Required work: Copy out every line that contains the word "text".

Task inputs:
═══

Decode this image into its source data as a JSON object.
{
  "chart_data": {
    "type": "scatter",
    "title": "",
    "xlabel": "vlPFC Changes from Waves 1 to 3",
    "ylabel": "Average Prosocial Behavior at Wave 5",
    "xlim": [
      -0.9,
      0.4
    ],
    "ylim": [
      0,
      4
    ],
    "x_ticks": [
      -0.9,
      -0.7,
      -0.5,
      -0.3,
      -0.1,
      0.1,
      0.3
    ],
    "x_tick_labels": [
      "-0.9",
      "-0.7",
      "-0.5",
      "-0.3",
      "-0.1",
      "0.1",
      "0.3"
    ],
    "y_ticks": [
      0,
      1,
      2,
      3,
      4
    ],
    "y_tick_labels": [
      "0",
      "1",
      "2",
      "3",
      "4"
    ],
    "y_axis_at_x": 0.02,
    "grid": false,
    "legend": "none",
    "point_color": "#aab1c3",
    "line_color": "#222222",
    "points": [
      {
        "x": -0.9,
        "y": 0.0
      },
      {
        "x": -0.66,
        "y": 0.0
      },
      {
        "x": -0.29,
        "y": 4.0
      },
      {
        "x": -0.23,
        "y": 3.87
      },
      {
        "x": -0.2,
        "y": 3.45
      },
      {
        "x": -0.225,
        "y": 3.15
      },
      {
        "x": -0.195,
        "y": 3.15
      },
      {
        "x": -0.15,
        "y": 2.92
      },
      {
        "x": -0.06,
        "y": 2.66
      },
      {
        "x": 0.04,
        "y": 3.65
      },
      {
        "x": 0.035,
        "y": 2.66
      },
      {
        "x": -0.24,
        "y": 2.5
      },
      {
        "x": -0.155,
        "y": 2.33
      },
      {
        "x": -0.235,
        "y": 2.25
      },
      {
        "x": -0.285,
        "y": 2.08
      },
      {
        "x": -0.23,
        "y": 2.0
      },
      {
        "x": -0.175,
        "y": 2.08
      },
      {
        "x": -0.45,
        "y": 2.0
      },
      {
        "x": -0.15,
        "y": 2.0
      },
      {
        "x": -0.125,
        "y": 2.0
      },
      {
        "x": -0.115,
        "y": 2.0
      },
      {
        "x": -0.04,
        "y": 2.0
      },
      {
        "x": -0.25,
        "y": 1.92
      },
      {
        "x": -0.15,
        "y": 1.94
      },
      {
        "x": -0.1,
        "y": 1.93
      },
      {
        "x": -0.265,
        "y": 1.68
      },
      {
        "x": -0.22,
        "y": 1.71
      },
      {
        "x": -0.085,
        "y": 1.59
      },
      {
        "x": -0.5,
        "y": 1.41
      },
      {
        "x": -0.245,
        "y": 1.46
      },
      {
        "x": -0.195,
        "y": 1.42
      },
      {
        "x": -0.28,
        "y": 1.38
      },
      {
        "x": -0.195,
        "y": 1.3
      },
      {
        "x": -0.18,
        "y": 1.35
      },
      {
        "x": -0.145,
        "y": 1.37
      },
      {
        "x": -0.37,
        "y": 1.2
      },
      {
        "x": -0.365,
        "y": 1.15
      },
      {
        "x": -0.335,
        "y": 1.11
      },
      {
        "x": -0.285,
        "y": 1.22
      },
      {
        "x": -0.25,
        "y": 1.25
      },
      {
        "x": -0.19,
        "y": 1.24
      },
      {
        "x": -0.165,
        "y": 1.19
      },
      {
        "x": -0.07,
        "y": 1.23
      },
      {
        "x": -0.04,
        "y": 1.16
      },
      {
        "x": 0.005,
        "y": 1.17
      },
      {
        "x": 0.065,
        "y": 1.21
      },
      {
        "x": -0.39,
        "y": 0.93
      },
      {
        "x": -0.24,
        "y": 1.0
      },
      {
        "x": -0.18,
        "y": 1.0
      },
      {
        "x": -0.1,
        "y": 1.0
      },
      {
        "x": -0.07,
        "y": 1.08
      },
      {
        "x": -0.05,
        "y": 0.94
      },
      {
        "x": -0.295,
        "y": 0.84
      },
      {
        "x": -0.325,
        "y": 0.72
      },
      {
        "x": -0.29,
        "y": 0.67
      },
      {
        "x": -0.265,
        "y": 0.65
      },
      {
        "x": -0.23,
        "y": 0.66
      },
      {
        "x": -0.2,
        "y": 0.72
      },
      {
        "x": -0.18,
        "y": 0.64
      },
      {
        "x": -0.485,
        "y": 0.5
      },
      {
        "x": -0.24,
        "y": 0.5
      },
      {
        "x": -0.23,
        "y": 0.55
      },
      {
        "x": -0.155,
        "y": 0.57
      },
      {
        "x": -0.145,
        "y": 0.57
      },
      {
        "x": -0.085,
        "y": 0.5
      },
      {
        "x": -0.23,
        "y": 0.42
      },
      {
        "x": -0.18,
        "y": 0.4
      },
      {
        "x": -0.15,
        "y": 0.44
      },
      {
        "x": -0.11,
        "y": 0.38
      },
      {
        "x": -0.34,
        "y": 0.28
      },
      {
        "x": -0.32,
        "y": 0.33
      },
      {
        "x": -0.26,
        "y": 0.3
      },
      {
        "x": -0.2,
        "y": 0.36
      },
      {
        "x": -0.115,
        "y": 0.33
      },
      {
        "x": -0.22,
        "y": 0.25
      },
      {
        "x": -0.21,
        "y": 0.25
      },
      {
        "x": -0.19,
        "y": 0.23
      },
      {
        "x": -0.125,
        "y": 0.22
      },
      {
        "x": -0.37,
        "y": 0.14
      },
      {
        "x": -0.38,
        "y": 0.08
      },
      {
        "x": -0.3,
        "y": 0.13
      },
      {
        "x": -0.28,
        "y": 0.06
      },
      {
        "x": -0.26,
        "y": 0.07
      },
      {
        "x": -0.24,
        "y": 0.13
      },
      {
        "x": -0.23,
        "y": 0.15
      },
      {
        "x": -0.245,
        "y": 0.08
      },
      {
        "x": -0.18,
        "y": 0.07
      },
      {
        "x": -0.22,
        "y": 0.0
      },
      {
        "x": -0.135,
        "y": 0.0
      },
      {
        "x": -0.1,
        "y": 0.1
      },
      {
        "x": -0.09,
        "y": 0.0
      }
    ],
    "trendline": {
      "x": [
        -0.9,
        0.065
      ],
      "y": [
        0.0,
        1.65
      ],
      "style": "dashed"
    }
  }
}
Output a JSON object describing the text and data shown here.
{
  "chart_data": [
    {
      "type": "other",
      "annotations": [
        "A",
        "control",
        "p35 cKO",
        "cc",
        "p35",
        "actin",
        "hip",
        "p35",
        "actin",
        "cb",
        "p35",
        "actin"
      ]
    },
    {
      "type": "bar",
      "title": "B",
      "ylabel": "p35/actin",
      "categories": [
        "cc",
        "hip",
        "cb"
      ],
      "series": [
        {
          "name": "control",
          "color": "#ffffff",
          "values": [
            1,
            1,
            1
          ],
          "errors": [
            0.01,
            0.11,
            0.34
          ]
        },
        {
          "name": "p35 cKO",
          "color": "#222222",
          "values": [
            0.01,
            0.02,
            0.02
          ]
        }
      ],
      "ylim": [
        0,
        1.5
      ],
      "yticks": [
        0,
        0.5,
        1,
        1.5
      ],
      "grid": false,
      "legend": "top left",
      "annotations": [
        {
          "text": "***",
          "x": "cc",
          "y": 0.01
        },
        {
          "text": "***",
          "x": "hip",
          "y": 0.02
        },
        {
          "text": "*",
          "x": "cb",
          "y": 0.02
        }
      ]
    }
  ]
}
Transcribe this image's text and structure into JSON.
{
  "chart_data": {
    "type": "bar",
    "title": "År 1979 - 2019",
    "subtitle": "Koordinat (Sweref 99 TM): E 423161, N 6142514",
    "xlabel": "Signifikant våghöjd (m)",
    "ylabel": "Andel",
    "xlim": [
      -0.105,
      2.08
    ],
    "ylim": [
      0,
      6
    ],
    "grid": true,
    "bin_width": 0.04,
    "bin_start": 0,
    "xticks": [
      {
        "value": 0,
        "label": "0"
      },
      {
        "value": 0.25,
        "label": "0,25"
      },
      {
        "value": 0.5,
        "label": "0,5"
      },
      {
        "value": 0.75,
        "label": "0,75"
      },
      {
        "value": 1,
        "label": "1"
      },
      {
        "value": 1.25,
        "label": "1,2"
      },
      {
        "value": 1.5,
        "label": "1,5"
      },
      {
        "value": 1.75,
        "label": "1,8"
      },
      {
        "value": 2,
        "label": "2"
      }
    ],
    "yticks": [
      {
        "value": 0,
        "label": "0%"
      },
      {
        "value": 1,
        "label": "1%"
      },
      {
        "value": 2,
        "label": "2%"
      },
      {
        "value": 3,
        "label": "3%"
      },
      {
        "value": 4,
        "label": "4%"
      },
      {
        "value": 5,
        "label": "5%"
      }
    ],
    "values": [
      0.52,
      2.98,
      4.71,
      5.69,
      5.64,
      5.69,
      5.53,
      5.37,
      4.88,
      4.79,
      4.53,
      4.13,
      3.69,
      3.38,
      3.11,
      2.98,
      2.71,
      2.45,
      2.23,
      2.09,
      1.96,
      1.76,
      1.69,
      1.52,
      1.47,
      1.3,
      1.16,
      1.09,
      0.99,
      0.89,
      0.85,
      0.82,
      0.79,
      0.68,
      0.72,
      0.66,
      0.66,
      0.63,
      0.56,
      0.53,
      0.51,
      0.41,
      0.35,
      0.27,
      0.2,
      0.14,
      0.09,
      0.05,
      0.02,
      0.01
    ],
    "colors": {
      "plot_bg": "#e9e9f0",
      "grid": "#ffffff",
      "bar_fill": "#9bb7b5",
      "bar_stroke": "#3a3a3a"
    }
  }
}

═══

Answer to the exercise:
Output a JSON object describing the text and data shown here.
          "text": "***",
          "text": "***",
          "text": "*",
Transcribe this image's text and structure into JSON.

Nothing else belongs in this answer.